(INSTRUCTION): Return each of the lines below unchanged, from first to last.

* start MATERIAL FOR THIS TASK *

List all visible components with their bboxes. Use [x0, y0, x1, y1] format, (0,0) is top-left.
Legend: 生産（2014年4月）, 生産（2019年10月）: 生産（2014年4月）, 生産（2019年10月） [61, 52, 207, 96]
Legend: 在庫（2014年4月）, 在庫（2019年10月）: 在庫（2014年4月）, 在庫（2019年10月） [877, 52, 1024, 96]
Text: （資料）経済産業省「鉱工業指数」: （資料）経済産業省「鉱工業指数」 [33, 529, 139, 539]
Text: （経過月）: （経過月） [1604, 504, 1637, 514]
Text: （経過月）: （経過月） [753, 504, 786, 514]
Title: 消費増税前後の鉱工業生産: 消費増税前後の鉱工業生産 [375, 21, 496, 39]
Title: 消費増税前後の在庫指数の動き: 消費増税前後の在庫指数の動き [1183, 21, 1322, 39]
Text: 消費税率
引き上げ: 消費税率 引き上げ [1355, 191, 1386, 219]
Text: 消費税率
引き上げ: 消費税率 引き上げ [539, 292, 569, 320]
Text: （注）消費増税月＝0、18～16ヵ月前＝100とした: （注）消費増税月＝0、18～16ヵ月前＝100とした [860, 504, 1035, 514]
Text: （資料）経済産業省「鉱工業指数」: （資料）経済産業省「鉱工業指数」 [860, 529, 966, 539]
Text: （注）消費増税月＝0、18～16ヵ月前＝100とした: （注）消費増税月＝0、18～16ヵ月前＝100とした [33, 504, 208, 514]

* end MATERIAL FOR THIS TASK *

(ANSWER TO THIS TASK):
List all visible components with their bboxes. Use [x0, y0, x1, y1] format, (0,0) is top-left.
Legend: 生産（2014年4月）, 生産（2019年10月）: 生産（2014年4月）, 生産（2019年10月） [61, 52, 207, 96]
Legend: 在庫（2014年4月）, 在庫（2019年10月）: 在庫（2014年4月）, 在庫（2019年10月） [877, 52, 1024, 96]
Text: （資料）経済産業省「鉱工業指数」: （資料）経済産業省「鉱工業指数」 [33, 529, 139, 539]
Text: （経過月）: （経過月） [1604, 504, 1637, 514]
Text: （経過月）: （経過月） [753, 504, 786, 514]
Title: 消費増税前後の鉱工業生産: 消費増税前後の鉱工業生産 [375, 21, 496, 39]
Title: 消費増税前後の在庫指数の動き: 消費増税前後の在庫指数の動き [1183, 21, 1322, 39]
Text: 消費税率
引き上げ: 消費税率 引き上げ [1355, 191, 1386, 219]
Text: 消費税率
引き上げ: 消費税率 引き上げ [539, 292, 569, 320]
Text: （注）消費増税月＝0、18～16ヵ月前＝100とした: （注）消費増税月＝0、18～16ヵ月前＝100とした [860, 504, 1035, 514]
Text: （資料）経済産業省「鉱工業指数」: （資料）経済産業省「鉱工業指数」 [860, 529, 966, 539]
Text: （注）消費増税月＝0、18～16ヵ月前＝100とした: （注）消費増税月＝0、18～16ヵ月前＝100とした [33, 504, 208, 514]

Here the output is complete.